Problem details: Scan the lines below for the string "name" and copy every one that has it.

+===+

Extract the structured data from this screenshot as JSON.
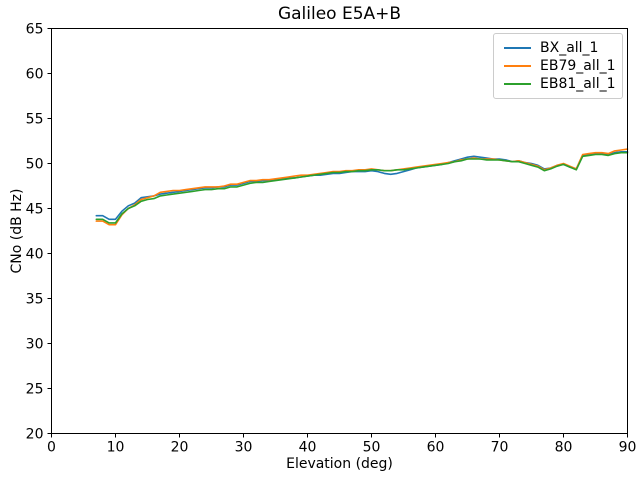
{
  "chart_data": {
    "type": "line",
    "title": "Galileo E5A+B",
    "xlabel": "Elevation (deg)",
    "ylabel": "CNo (dB Hz)",
    "xlim": [
      0,
      90
    ],
    "ylim": [
      20,
      65
    ],
    "xticks": [
      0,
      10,
      20,
      30,
      40,
      50,
      60,
      70,
      80,
      90
    ],
    "yticks": [
      20,
      25,
      30,
      35,
      40,
      45,
      50,
      55,
      60,
      65
    ],
    "grid": false,
    "legend_position": "upper right",
    "x": [
      7,
      8,
      9,
      10,
      11,
      12,
      13,
      14,
      15,
      16,
      17,
      18,
      19,
      20,
      21,
      22,
      23,
      24,
      25,
      26,
      27,
      28,
      29,
      30,
      31,
      32,
      33,
      34,
      35,
      36,
      37,
      38,
      39,
      40,
      41,
      42,
      43,
      44,
      45,
      46,
      47,
      48,
      49,
      50,
      51,
      52,
      53,
      54,
      55,
      56,
      57,
      58,
      59,
      60,
      61,
      62,
      63,
      64,
      65,
      66,
      67,
      68,
      69,
      70,
      71,
      72,
      73,
      74,
      75,
      76,
      77,
      78,
      79,
      80,
      81,
      82,
      83,
      84,
      85,
      86,
      87,
      88,
      89,
      90
    ],
    "series": [
      {
        "name": "BX_all_1",
        "color": "#1f77b4",
        "values": [
          44.2,
          44.2,
          43.8,
          43.8,
          44.7,
          45.3,
          45.6,
          46.2,
          46.3,
          46.4,
          46.6,
          46.7,
          46.8,
          46.9,
          47.0,
          47.1,
          47.2,
          47.3,
          47.3,
          47.4,
          47.4,
          47.6,
          47.6,
          47.8,
          48.0,
          48.0,
          48.1,
          48.1,
          48.2,
          48.3,
          48.4,
          48.4,
          48.5,
          48.6,
          48.7,
          48.7,
          48.8,
          48.9,
          48.9,
          49.0,
          49.1,
          49.1,
          49.1,
          49.2,
          49.1,
          48.9,
          48.8,
          48.9,
          49.1,
          49.3,
          49.5,
          49.6,
          49.7,
          49.8,
          49.9,
          50.1,
          50.3,
          50.5,
          50.7,
          50.8,
          50.7,
          50.6,
          50.5,
          50.5,
          50.4,
          50.2,
          50.3,
          50.1,
          50.0,
          49.8,
          49.4,
          49.5,
          49.8,
          49.9,
          49.6,
          49.4,
          50.9,
          51.0,
          51.1,
          51.1,
          51.0,
          51.2,
          51.3,
          51.3
        ]
      },
      {
        "name": "EB79_all_1",
        "color": "#ff7f0e",
        "values": [
          43.6,
          43.6,
          43.2,
          43.2,
          44.3,
          45.0,
          45.4,
          46.0,
          46.2,
          46.4,
          46.8,
          46.9,
          47.0,
          47.0,
          47.1,
          47.2,
          47.3,
          47.4,
          47.4,
          47.4,
          47.5,
          47.7,
          47.7,
          47.9,
          48.1,
          48.1,
          48.2,
          48.2,
          48.3,
          48.4,
          48.5,
          48.6,
          48.7,
          48.7,
          48.8,
          48.9,
          49.0,
          49.1,
          49.1,
          49.2,
          49.2,
          49.3,
          49.3,
          49.4,
          49.3,
          49.2,
          49.2,
          49.3,
          49.4,
          49.5,
          49.6,
          49.7,
          49.8,
          49.9,
          50.0,
          50.1,
          50.2,
          50.4,
          50.5,
          50.6,
          50.5,
          50.5,
          50.5,
          50.4,
          50.3,
          50.2,
          50.3,
          50.1,
          49.9,
          49.7,
          49.3,
          49.5,
          49.8,
          50.0,
          49.7,
          49.4,
          51.0,
          51.1,
          51.2,
          51.2,
          51.1,
          51.4,
          51.5,
          51.6
        ]
      },
      {
        "name": "EB81_all_1",
        "color": "#2ca02c",
        "values": [
          43.8,
          43.8,
          43.4,
          43.4,
          44.4,
          45.0,
          45.3,
          45.8,
          46.0,
          46.1,
          46.4,
          46.5,
          46.6,
          46.7,
          46.8,
          46.9,
          47.0,
          47.1,
          47.1,
          47.2,
          47.2,
          47.4,
          47.4,
          47.6,
          47.8,
          47.9,
          47.9,
          48.0,
          48.1,
          48.2,
          48.3,
          48.4,
          48.5,
          48.6,
          48.7,
          48.8,
          48.9,
          49.0,
          49.0,
          49.1,
          49.1,
          49.2,
          49.2,
          49.3,
          49.3,
          49.2,
          49.2,
          49.3,
          49.3,
          49.4,
          49.5,
          49.6,
          49.7,
          49.8,
          49.9,
          50.0,
          50.2,
          50.3,
          50.5,
          50.5,
          50.5,
          50.4,
          50.4,
          50.4,
          50.3,
          50.2,
          50.2,
          50.0,
          49.8,
          49.6,
          49.2,
          49.4,
          49.7,
          49.9,
          49.6,
          49.3,
          50.8,
          50.9,
          51.0,
          51.0,
          50.9,
          51.1,
          51.2,
          51.2
        ]
      }
    ]
  }
}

+===+

Completed exercise:
        "name": "BX_all_1",
        "name": "EB79_all_1",
        "name": "EB81_all_1",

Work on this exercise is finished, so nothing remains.